AIM OF THE TASK = Rename every "bar-segment" in the data below to "stacked-bar-part" and leave everything else unchanged. Omit the pictures from your output.

DATA IN THIS EXERCISE =
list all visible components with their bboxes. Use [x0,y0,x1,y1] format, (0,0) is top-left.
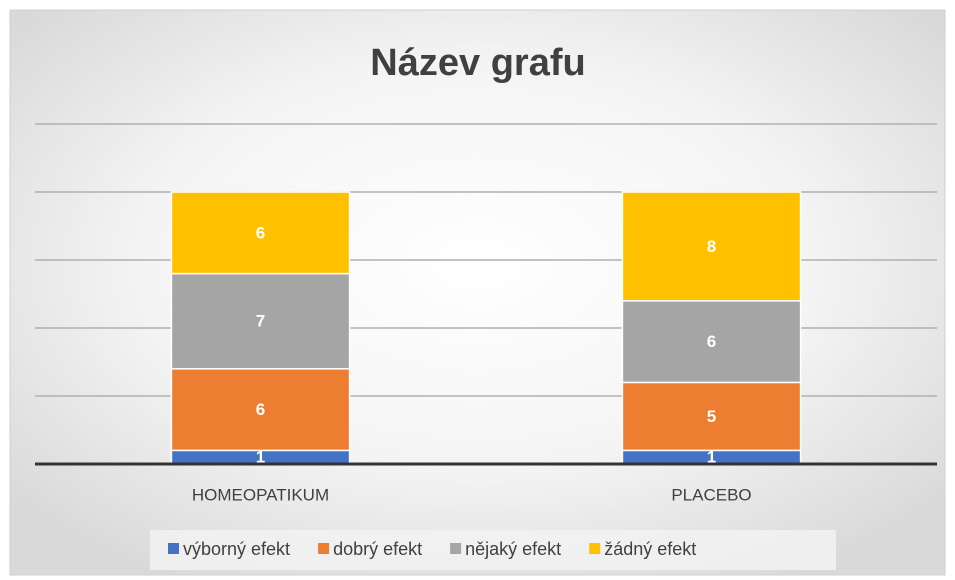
legend-swatch [168,543,179,554]
bar-segment [170,191,351,275]
data-label: 1 [707,448,716,467]
x-tick-label: HOMEOPATIKUM [192,485,329,504]
data-label: 6 [707,332,716,351]
legend-label: výborný efekt [183,539,290,559]
x-tick-label: PLACEBO [671,485,751,504]
data-label: 8 [707,237,716,256]
data-label: 7 [256,312,265,331]
legend-box [150,530,836,570]
bar-segment [621,300,802,384]
chart-background [9,9,946,576]
legend-swatch [450,543,462,554]
legend-swatch [318,543,330,554]
legend-swatch [589,543,601,554]
bar-segment [621,381,802,452]
chart-title: Název grafu [370,42,585,84]
bar-segment [170,368,351,452]
data-label: 6 [256,400,265,419]
data-label: 1 [256,448,265,467]
legend-label: nějaký efekt [465,539,561,559]
legend-label: dobrý efekt [333,539,422,559]
legend-label: žádný efekt [604,539,696,559]
data-label: 5 [707,407,716,426]
bar-segment [621,191,802,302]
data-label: 6 [256,223,265,242]
bar-segment [170,272,351,370]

ANSWER TO THIS PROBLEM =
list all visible components with their bboxes. Use [x0,y0,x1,y1] format, (0,0) is top-left.
legend-swatch [168,543,179,554]
stacked-bar-part [170,191,351,275]
data-label: 1 [707,448,716,467]
x-tick-label: HOMEOPATIKUM [192,485,329,504]
data-label: 6 [707,332,716,351]
legend-label: výborný efekt [183,539,290,559]
x-tick-label: PLACEBO [671,485,751,504]
data-label: 8 [707,237,716,256]
data-label: 7 [256,312,265,331]
legend-box [150,530,836,570]
stacked-bar-part [621,300,802,384]
chart-background [9,9,946,576]
legend-swatch [450,543,462,554]
legend-swatch [318,543,330,554]
legend-swatch [589,543,601,554]
stacked-bar-part [621,381,802,452]
chart-title: Název grafu [370,42,585,84]
stacked-bar-part [170,368,351,452]
data-label: 6 [256,400,265,419]
data-label: 1 [256,448,265,467]
legend-label: nějaký efekt [465,539,561,559]
legend-label: dobrý efekt [333,539,422,559]
legend-label: žádný efekt [604,539,696,559]
data-label: 5 [707,407,716,426]
stacked-bar-part [621,191,802,302]
data-label: 6 [256,223,265,242]
stacked-bar-part [170,272,351,370]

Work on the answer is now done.